[Dataset listings of figures]
********

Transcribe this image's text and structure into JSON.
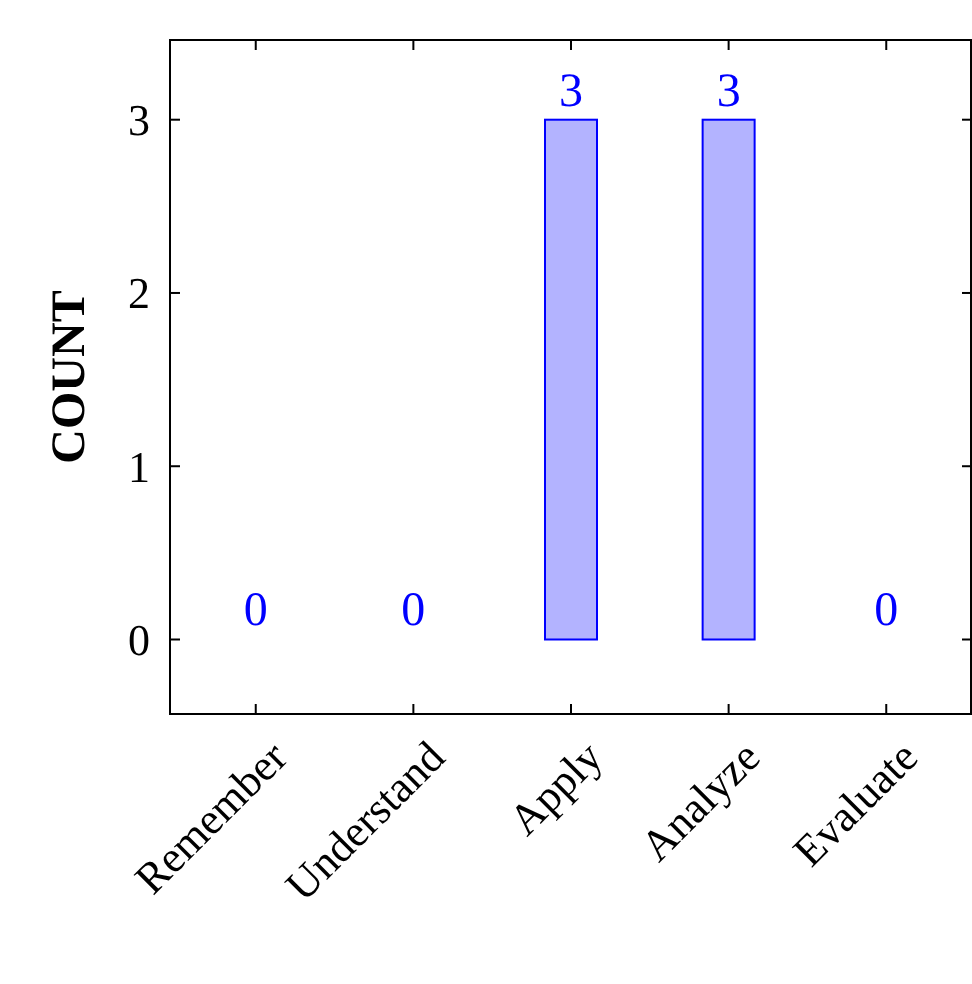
{
  "chart_data": {
    "type": "bar",
    "ylabel": "COUNT",
    "categories": [
      "Remember",
      "Understand",
      "Apply",
      "Analyze",
      "Evaluate"
    ],
    "values": [
      0,
      0,
      3,
      3,
      0
    ],
    "color": "#b3b3ff",
    "ylim": [
      -0.43,
      3.46
    ],
    "yticks": [
      0,
      1,
      2,
      3
    ],
    "grid": false,
    "data_labels": true
  }
}
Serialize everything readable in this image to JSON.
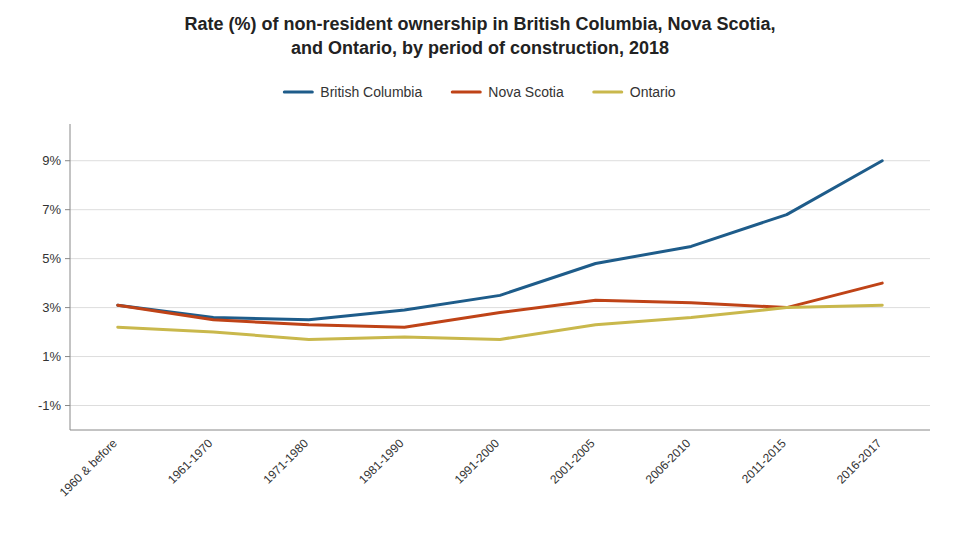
{
  "chart_data": {
    "type": "line",
    "title": "Rate (%) of non-resident ownership in British Columbia, Nova Scotia,\nand Ontario, by period of construction, 2018",
    "categories": [
      "1960 & before",
      "1961-1970",
      "1971-1980",
      "1981-1990",
      "1991-2000",
      "2001-2005",
      "2006-2010",
      "2011-2015",
      "2016-2017"
    ],
    "series": [
      {
        "name": "British Columbia",
        "color": "#1e5c8a",
        "values": [
          3.1,
          2.6,
          2.5,
          2.9,
          3.5,
          4.8,
          5.5,
          6.8,
          9.0
        ]
      },
      {
        "name": "Nova Scotia",
        "color": "#bf4317",
        "values": [
          3.1,
          2.5,
          2.3,
          2.2,
          2.8,
          3.3,
          3.2,
          3.0,
          4.0
        ]
      },
      {
        "name": "Ontario",
        "color": "#c9b84c",
        "values": [
          2.2,
          2.0,
          1.7,
          1.8,
          1.7,
          2.3,
          2.6,
          3.0,
          3.1
        ]
      }
    ],
    "ylim": [
      -2.0,
      10.5
    ],
    "yticks": [
      {
        "value": -1,
        "label": "-1%"
      },
      {
        "value": 1,
        "label": "1%"
      },
      {
        "value": 3,
        "label": "3%"
      },
      {
        "value": 5,
        "label": "5%"
      },
      {
        "value": 7,
        "label": "7%"
      },
      {
        "value": 9,
        "label": "9%"
      }
    ],
    "grid": true,
    "legend": "top"
  }
}
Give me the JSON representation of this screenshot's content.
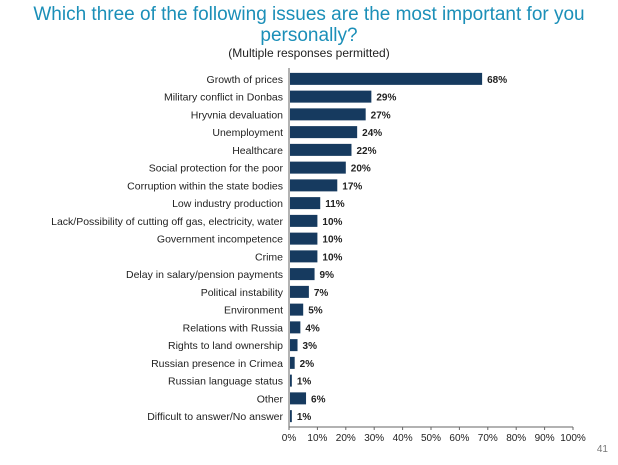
{
  "page": {
    "title": "Which three of the following issues are the most important for you personally?",
    "subtitle": "(Multiple responses permitted)",
    "page_number": "41"
  },
  "chart_data": {
    "type": "bar",
    "orientation": "horizontal",
    "categories": [
      "Growth of prices",
      "Military conflict in Donbas",
      "Hryvnia devaluation",
      "Unemployment",
      "Healthcare",
      "Social protection for the poor",
      "Corruption within the state bodies",
      "Low industry production",
      "Lack/Possibility of cutting off gas, electricity, water",
      "Government incompetence",
      "Crime",
      "Delay in salary/pension payments",
      "Political instability",
      "Environment",
      "Relations with Russia",
      "Rights to land ownership",
      "Russian presence in Crimea",
      "Russian language status",
      "Other",
      "Difficult to answer/No answer"
    ],
    "values": [
      68,
      29,
      27,
      24,
      22,
      20,
      17,
      11,
      10,
      10,
      10,
      9,
      7,
      5,
      4,
      3,
      2,
      1,
      6,
      1
    ],
    "value_labels": [
      "68%",
      "29%",
      "27%",
      "24%",
      "22%",
      "20%",
      "17%",
      "11%",
      "10%",
      "10%",
      "10%",
      "9%",
      "7%",
      "5%",
      "4%",
      "3%",
      "2%",
      "1%",
      "6%",
      "1%"
    ],
    "xlim": [
      0,
      100
    ],
    "xticks": [
      "0%",
      "10%",
      "20%",
      "30%",
      "40%",
      "50%",
      "60%",
      "70%",
      "80%",
      "90%",
      "100%"
    ],
    "bar_color": "#163a5f",
    "grid": false
  }
}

********

_Direction_.
Omit pictures; set down the rest of the material word for word.

_Right answer_.
Transcribe this image's text and structure into JSON.
{
  "chart_data": {
    "type": "bar",
    "ylabel": "COUNT",
    "categories": [
      "Remember",
      "Understand",
      "Apply",
      "Analyze",
      "Evaluate"
    ],
    "values": [
      0,
      0,
      3,
      3,
      0
    ],
    "color": "#b3b3ff",
    "ylim": [
      -0.43,
      3.46
    ],
    "yticks": [
      0,
      1,
      2,
      3
    ],
    "grid": false,
    "data_labels": true
  }
}
Serialize everything readable in this image to JSON.
{
  "chart_data": {
    "type": "line",
    "title": "Rate (%) of non-resident ownership in British Columbia, Nova Scotia,\nand Ontario, by period of construction, 2018",
    "categories": [
      "1960 & before",
      "1961-1970",
      "1971-1980",
      "1981-1990",
      "1991-2000",
      "2001-2005",
      "2006-2010",
      "2011-2015",
      "2016-2017"
    ],
    "series": [
      {
        "name": "British Columbia",
        "color": "#1e5c8a",
        "values": [
          3.1,
          2.6,
          2.5,
          2.9,
          3.5,
          4.8,
          5.5,
          6.8,
          9.0
        ]
      },
      {
        "name": "Nova Scotia",
        "color": "#bf4317",
        "values": [
          3.1,
          2.5,
          2.3,
          2.2,
          2.8,
          3.3,
          3.2,
          3.0,
          4.0
        ]
      },
      {
        "name": "Ontario",
        "color": "#c9b84c",
        "values": [
          2.2,
          2.0,
          1.7,
          1.8,
          1.7,
          2.3,
          2.6,
          3.0,
          3.1
        ]
      }
    ],
    "ylim": [
      -2.0,
      10.5
    ],
    "yticks": [
      {
        "value": -1,
        "label": "-1%"
      },
      {
        "value": 1,
        "label": "1%"
      },
      {
        "value": 3,
        "label": "3%"
      },
      {
        "value": 5,
        "label": "5%"
      },
      {
        "value": 7,
        "label": "7%"
      },
      {
        "value": 9,
        "label": "9%"
      }
    ],
    "grid": true,
    "legend": "top"
  }
}
Give me the JSON representation of this screenshot's content.
{
  "page": {
    "title": "Which three of the following issues are the most important for you personally?",
    "subtitle": "(Multiple responses permitted)",
    "page_number": "41"
  },
  "chart_data": {
    "type": "bar",
    "orientation": "horizontal",
    "categories": [
      "Growth of prices",
      "Military conflict in Donbas",
      "Hryvnia devaluation",
      "Unemployment",
      "Healthcare",
      "Social protection for the poor",
      "Corruption within the state bodies",
      "Low industry production",
      "Lack/Possibility of cutting off gas, electricity, water",
      "Government incompetence",
      "Crime",
      "Delay in salary/pension payments",
      "Political instability",
      "Environment",
      "Relations with Russia",
      "Rights to land ownership",
      "Russian presence in Crimea",
      "Russian language status",
      "Other",
      "Difficult to answer/No answer"
    ],
    "values": [
      68,
      29,
      27,
      24,
      22,
      20,
      17,
      11,
      10,
      10,
      10,
      9,
      7,
      5,
      4,
      3,
      2,
      1,
      6,
      1
    ],
    "value_labels": [
      "68%",
      "29%",
      "27%",
      "24%",
      "22%",
      "20%",
      "17%",
      "11%",
      "10%",
      "10%",
      "10%",
      "9%",
      "7%",
      "5%",
      "4%",
      "3%",
      "2%",
      "1%",
      "6%",
      "1%"
    ],
    "xlim": [
      0,
      100
    ],
    "xticks": [
      "0%",
      "10%",
      "20%",
      "30%",
      "40%",
      "50%",
      "60%",
      "70%",
      "80%",
      "90%",
      "100%"
    ],
    "bar_color": "#163a5f",
    "grid": false
  }
}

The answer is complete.